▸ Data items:
========
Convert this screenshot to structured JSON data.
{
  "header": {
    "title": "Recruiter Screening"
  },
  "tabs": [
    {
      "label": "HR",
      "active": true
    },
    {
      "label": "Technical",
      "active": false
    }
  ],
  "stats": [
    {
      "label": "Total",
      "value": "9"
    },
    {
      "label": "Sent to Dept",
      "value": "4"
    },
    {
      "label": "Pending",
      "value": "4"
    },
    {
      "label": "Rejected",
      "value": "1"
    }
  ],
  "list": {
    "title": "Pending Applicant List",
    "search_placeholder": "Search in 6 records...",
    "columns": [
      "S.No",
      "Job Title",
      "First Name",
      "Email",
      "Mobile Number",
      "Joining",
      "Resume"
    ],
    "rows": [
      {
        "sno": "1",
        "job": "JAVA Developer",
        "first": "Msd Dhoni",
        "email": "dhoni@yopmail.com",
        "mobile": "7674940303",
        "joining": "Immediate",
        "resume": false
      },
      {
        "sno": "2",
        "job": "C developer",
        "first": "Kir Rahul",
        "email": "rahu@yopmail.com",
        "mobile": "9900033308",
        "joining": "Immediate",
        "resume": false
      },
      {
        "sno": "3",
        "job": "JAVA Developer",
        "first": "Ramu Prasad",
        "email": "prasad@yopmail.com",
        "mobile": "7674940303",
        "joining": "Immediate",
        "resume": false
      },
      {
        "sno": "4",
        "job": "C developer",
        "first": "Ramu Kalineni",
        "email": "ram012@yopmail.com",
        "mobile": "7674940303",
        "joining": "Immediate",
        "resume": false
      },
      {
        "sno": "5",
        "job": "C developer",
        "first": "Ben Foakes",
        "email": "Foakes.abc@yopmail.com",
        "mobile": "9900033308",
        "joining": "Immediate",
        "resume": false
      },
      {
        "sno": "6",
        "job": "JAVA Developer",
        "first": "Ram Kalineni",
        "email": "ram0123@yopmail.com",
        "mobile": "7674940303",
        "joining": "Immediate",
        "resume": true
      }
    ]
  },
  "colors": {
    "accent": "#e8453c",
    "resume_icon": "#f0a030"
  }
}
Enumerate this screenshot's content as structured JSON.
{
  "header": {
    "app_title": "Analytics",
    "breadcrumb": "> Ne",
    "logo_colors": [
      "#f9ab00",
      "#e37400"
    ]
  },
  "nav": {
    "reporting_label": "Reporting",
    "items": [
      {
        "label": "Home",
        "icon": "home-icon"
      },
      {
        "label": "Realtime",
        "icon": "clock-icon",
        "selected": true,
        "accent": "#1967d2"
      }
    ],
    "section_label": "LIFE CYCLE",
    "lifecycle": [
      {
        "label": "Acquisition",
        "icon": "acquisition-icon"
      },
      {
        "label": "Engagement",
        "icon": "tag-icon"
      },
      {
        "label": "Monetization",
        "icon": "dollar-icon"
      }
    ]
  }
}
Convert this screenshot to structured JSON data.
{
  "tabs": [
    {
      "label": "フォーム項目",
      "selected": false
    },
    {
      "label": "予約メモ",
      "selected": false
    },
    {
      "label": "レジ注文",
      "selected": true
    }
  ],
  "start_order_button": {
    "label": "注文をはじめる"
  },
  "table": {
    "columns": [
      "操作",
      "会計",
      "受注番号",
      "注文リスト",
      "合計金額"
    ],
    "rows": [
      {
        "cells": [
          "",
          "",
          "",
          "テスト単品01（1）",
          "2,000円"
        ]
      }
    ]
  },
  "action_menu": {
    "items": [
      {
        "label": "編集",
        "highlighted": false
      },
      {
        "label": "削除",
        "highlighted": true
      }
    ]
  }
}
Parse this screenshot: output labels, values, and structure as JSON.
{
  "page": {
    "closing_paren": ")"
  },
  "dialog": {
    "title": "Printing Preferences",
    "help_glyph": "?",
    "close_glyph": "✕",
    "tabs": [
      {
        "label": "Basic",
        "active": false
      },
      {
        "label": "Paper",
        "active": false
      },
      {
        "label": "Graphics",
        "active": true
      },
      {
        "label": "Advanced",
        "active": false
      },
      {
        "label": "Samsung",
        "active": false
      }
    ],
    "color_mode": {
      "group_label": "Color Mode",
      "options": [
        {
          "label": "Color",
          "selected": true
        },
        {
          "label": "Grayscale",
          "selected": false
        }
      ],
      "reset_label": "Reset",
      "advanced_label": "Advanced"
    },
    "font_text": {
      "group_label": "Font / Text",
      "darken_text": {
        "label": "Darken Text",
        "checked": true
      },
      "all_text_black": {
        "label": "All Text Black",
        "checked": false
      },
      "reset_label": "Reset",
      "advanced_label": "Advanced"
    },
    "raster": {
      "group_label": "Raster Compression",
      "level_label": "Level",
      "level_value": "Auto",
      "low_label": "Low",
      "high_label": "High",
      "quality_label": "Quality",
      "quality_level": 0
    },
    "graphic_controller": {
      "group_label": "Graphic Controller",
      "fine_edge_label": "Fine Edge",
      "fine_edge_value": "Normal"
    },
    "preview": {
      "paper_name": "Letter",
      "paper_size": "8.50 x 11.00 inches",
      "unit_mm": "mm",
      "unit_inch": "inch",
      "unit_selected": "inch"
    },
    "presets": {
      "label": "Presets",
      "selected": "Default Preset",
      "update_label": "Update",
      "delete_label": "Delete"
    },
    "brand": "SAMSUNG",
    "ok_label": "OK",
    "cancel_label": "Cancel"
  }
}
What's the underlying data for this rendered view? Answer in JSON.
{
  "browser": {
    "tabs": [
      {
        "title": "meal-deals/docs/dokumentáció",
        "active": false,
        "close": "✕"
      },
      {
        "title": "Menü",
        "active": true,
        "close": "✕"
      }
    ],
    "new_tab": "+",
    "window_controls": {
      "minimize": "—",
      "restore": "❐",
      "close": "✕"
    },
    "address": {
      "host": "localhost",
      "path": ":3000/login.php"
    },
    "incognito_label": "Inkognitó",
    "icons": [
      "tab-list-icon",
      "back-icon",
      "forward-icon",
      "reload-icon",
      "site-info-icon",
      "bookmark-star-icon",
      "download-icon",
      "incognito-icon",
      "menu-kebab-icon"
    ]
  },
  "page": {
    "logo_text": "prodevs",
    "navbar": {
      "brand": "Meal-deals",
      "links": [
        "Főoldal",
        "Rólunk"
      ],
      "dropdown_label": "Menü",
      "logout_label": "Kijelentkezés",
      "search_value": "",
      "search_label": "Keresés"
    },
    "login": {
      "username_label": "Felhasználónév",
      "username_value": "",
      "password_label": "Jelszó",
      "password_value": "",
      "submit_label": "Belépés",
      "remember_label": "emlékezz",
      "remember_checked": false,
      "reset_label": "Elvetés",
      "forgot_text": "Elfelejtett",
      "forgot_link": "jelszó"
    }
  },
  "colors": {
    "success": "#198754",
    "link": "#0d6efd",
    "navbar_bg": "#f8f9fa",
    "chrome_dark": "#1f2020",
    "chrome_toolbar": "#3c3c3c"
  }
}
========
▸ WRITTEN REQUEST: Copy every line of the listing where the word "yopmail" appears.

▸ EXERCISE ANSWER:
        "email": "dhoni@yopmail.com",
        "email": "rahu@yopmail.com",
        "email": "prasad@yopmail.com",
        "email": "ram012@yopmail.com",
        "email": "Foakes.abc@yopmail.com",
        "email": "ram0123@yopmail.com",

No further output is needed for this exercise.